■ Collected data entries ■
<<<<

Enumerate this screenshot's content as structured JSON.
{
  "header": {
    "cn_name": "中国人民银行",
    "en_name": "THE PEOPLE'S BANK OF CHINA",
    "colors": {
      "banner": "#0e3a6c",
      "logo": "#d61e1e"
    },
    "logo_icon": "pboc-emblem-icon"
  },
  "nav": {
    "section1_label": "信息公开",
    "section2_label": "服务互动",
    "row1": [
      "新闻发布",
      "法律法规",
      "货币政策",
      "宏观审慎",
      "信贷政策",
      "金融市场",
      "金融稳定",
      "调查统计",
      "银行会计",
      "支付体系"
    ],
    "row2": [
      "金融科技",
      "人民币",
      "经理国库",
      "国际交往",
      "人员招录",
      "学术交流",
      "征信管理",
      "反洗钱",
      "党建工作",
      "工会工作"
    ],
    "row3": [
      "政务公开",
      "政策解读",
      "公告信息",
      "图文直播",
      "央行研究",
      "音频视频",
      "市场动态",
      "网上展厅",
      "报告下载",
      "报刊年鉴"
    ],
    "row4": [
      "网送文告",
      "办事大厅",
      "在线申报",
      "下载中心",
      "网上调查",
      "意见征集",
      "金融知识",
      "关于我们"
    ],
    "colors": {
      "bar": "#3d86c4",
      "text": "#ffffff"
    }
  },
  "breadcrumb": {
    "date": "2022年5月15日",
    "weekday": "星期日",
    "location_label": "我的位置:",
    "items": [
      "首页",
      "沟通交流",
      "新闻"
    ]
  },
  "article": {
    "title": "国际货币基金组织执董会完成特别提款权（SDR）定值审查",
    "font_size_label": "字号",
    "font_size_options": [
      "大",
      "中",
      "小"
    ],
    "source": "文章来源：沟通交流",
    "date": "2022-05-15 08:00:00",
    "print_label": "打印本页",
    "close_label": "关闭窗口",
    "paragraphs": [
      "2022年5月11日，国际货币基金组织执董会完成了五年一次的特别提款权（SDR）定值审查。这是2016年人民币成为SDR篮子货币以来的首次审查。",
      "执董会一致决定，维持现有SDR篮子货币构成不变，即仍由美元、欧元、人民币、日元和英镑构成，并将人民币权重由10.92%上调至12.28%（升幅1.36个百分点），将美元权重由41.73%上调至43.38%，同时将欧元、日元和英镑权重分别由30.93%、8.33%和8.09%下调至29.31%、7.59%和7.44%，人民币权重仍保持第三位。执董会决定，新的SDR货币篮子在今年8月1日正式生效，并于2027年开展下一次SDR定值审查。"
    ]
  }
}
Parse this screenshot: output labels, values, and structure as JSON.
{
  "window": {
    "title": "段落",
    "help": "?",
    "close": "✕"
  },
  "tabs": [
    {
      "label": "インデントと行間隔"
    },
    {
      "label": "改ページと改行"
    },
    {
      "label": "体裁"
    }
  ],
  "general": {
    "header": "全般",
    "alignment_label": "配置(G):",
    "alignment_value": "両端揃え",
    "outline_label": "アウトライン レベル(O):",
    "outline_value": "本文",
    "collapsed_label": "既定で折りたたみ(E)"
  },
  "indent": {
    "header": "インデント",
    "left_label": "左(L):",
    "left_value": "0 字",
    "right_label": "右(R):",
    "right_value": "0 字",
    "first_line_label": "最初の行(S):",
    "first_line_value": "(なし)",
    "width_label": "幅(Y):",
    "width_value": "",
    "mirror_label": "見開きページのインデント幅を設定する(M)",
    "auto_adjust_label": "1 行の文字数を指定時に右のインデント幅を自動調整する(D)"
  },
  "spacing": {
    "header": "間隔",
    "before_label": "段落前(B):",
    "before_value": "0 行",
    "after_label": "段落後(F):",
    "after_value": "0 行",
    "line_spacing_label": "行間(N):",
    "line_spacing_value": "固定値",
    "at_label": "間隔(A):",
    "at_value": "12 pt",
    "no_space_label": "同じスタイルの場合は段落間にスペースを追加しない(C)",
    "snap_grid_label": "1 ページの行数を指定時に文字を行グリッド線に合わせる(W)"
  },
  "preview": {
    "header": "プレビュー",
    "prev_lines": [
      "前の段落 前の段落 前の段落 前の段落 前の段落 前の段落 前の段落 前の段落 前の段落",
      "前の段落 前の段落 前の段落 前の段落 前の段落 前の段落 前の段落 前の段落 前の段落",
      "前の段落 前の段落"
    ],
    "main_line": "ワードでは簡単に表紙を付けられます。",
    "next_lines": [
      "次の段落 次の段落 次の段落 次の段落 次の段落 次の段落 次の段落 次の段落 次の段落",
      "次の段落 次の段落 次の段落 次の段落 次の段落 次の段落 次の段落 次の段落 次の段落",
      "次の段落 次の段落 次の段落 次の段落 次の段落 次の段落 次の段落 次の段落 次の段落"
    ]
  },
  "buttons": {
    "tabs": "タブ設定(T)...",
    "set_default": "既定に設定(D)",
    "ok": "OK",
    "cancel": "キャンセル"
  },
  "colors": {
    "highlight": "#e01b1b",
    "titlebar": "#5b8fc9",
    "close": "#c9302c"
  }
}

>>>>

■ What you will do ■
Repeat all the entries exactly as given.

■ Solution for this task ■
Enumerate this screenshot's content as structured JSON.
{
  "header": {
    "cn_name": "中国人民银行",
    "en_name": "THE PEOPLE'S BANK OF CHINA",
    "colors": {
      "banner": "#0e3a6c",
      "logo": "#d61e1e"
    },
    "logo_icon": "pboc-emblem-icon"
  },
  "nav": {
    "section1_label": "信息公开",
    "section2_label": "服务互动",
    "row1": [
      "新闻发布",
      "法律法规",
      "货币政策",
      "宏观审慎",
      "信贷政策",
      "金融市场",
      "金融稳定",
      "调查统计",
      "银行会计",
      "支付体系"
    ],
    "row2": [
      "金融科技",
      "人民币",
      "经理国库",
      "国际交往",
      "人员招录",
      "学术交流",
      "征信管理",
      "反洗钱",
      "党建工作",
      "工会工作"
    ],
    "row3": [
      "政务公开",
      "政策解读",
      "公告信息",
      "图文直播",
      "央行研究",
      "音频视频",
      "市场动态",
      "网上展厅",
      "报告下载",
      "报刊年鉴"
    ],
    "row4": [
      "网送文告",
      "办事大厅",
      "在线申报",
      "下载中心",
      "网上调查",
      "意见征集",
      "金融知识",
      "关于我们"
    ],
    "colors": {
      "bar": "#3d86c4",
      "text": "#ffffff"
    }
  },
  "breadcrumb": {
    "date": "2022年5月15日",
    "weekday": "星期日",
    "location_label": "我的位置:",
    "items": [
      "首页",
      "沟通交流",
      "新闻"
    ]
  },
  "article": {
    "title": "国际货币基金组织执董会完成特别提款权（SDR）定值审查",
    "font_size_label": "字号",
    "font_size_options": [
      "大",
      "中",
      "小"
    ],
    "source": "文章来源：沟通交流",
    "date": "2022-05-15 08:00:00",
    "print_label": "打印本页",
    "close_label": "关闭窗口",
    "paragraphs": [
      "2022年5月11日，国际货币基金组织执董会完成了五年一次的特别提款权（SDR）定值审查。这是2016年人民币成为SDR篮子货币以来的首次审查。",
      "执董会一致决定，维持现有SDR篮子货币构成不变，即仍由美元、欧元、人民币、日元和英镑构成，并将人民币权重由10.92%上调至12.28%（升幅1.36个百分点），将美元权重由41.73%上调至43.38%，同时将欧元、日元和英镑权重分别由30.93%、8.33%和8.09%下调至29.31%、7.59%和7.44%，人民币权重仍保持第三位。执董会决定，新的SDR货币篮子在今年8月1日正式生效，并于2027年开展下一次SDR定值审查。"
    ]
  }
}
Parse this screenshot: output labels, values, and structure as JSON.
{
  "window": {
    "title": "段落",
    "help": "?",
    "close": "✕"
  },
  "tabs": [
    {
      "label": "インデントと行間隔"
    },
    {
      "label": "改ページと改行"
    },
    {
      "label": "体裁"
    }
  ],
  "general": {
    "header": "全般",
    "alignment_label": "配置(G):",
    "alignment_value": "両端揃え",
    "outline_label": "アウトライン レベル(O):",
    "outline_value": "本文",
    "collapsed_label": "既定で折りたたみ(E)"
  },
  "indent": {
    "header": "インデント",
    "left_label": "左(L):",
    "left_value": "0 字",
    "right_label": "右(R):",
    "right_value": "0 字",
    "first_line_label": "最初の行(S):",
    "first_line_value": "(なし)",
    "width_label": "幅(Y):",
    "width_value": "",
    "mirror_label": "見開きページのインデント幅を設定する(M)",
    "auto_adjust_label": "1 行の文字数を指定時に右のインデント幅を自動調整する(D)"
  },
  "spacing": {
    "header": "間隔",
    "before_label": "段落前(B):",
    "before_value": "0 行",
    "after_label": "段落後(F):",
    "after_value": "0 行",
    "line_spacing_label": "行間(N):",
    "line_spacing_value": "固定値",
    "at_label": "間隔(A):",
    "at_value": "12 pt",
    "no_space_label": "同じスタイルの場合は段落間にスペースを追加しない(C)",
    "snap_grid_label": "1 ページの行数を指定時に文字を行グリッド線に合わせる(W)"
  },
  "preview": {
    "header": "プレビュー",
    "prev_lines": [
      "前の段落 前の段落 前の段落 前の段落 前の段落 前の段落 前の段落 前の段落 前の段落",
      "前の段落 前の段落 前の段落 前の段落 前の段落 前の段落 前の段落 前の段落 前の段落",
      "前の段落 前の段落"
    ],
    "main_line": "ワードでは簡単に表紙を付けられます。",
    "next_lines": [
      "次の段落 次の段落 次の段落 次の段落 次の段落 次の段落 次の段落 次の段落 次の段落",
      "次の段落 次の段落 次の段落 次の段落 次の段落 次の段落 次の段落 次の段落 次の段落",
      "次の段落 次の段落 次の段落 次の段落 次の段落 次の段落 次の段落 次の段落 次の段落"
    ]
  },
  "buttons": {
    "tabs": "タブ設定(T)...",
    "set_default": "既定に設定(D)",
    "ok": "OK",
    "cancel": "キャンセル"
  },
  "colors": {
    "highlight": "#e01b1b",
    "titlebar": "#5b8fc9",
    "close": "#c9302c"
  }
}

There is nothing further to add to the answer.